◆ **TASKS**
- A) Decide whether each statement below agrees with the Section 270A extract. Answer yes or no for each, and quote the deciding words of the extract exactly. (i) Under sub-section (12), the penalty may be imposed orally. (ii) An addition that has already formed the basis of a penalty for another assessment year can form the basis of a penalty again. (iii) Paragraph 11 states that penalty proceedings under Section 270A(2)(a) can be initiated only if the petitioner is guilty of underreporting of income.
- B) Using the Section 270A extract, answer these questions, giving each answer on its own line with the same marker:
(i) Which officials may impose the penalty referred to in sub-section (1)?
(ii) Of what relief did the petitioner allegedly make an excess claim?
(iii) Under which clause, subsection and section is the total income used in X and Y determined?
- C) Copy down the stretch of the Section 270A extract from "X =the amount" through "a preceding order.".

◆ **SOURCE EXTRACT**
---*---
X =the amount of tax calculated on the underreported income as increased by the total income determined under clause (a) of subsection (1) of section 143 or total income assessed, reassessed or recomputed in a preceding order as if it were the total income; and
Y =the amount of tax calculated on the total income determined under clause (a) of subsection (1) of section 143 or total income assessed, reassessed or recomputed in a preceding order.
(11) No addition or disallowance of an amount shall form the basis for imposition of penalty, if such addition or disallowance has formed the basis of imposition of penalty in the case of the person for the same or any other assessment year.
(12) The penalty referred to in sub-section (1) shall be imposed, by an order in writing, by the Assessing Officer, the Commissioner (Appeals), the Commissioner or the Principal Commissioner, as the case may be.]”
11. A plain reading of Section 270A(2)(a) will indicate that penalty proceedings under this provision can be invoked and initiated only in the event of the petitioner being guilty of underreporting of income and merely because the petitioner had allegedly made excess claim of FTS relief, the necessary ingredients enabling/entitling the respondents to initiate penalty proceedings by invoking Section 270A would not arise in the facts and circumstances of the case.
---*---
◆ **DATA SECTION**
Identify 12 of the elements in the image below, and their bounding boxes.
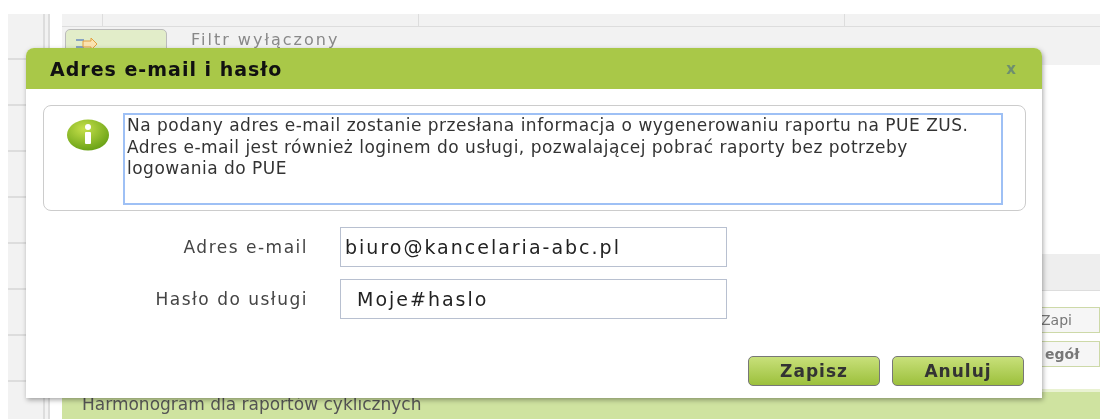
---*---
◆ **THE RESPONSES**
- A)
(i) No: "shall be imposed, by an order in writing"
(ii) No: "No addition or disallowance of an amount shall form the basis for imposition of penalty, if such addition or disallowance has formed the basis of imposition of penalty in the case of the person for the same or any other assessment year."
(iii) Yes: "can be invoked and initiated only in the event of the petitioner being guilty of underreporting of income"

- B)
(i) The Assessing Officer, the Commissioner (Appeals), the Commissioner or the Principal Commissioner, as the case may be.
(ii) FTS relief.
(iii) Clause (a) of subsection (1) of section 143.

- C)
X =the amount of tax calculated on the underreported income as increased by the total income determined under clause (a) of subsection (1) of section 143 or total income assessed, reassessed or recomputed in a preceding order as if it were the total income; and
Y =the amount of tax calculated on the total income determined under clause (a) of subsection (1) of section 143 or total income assessed, reassessed or recomputed in a preceding order.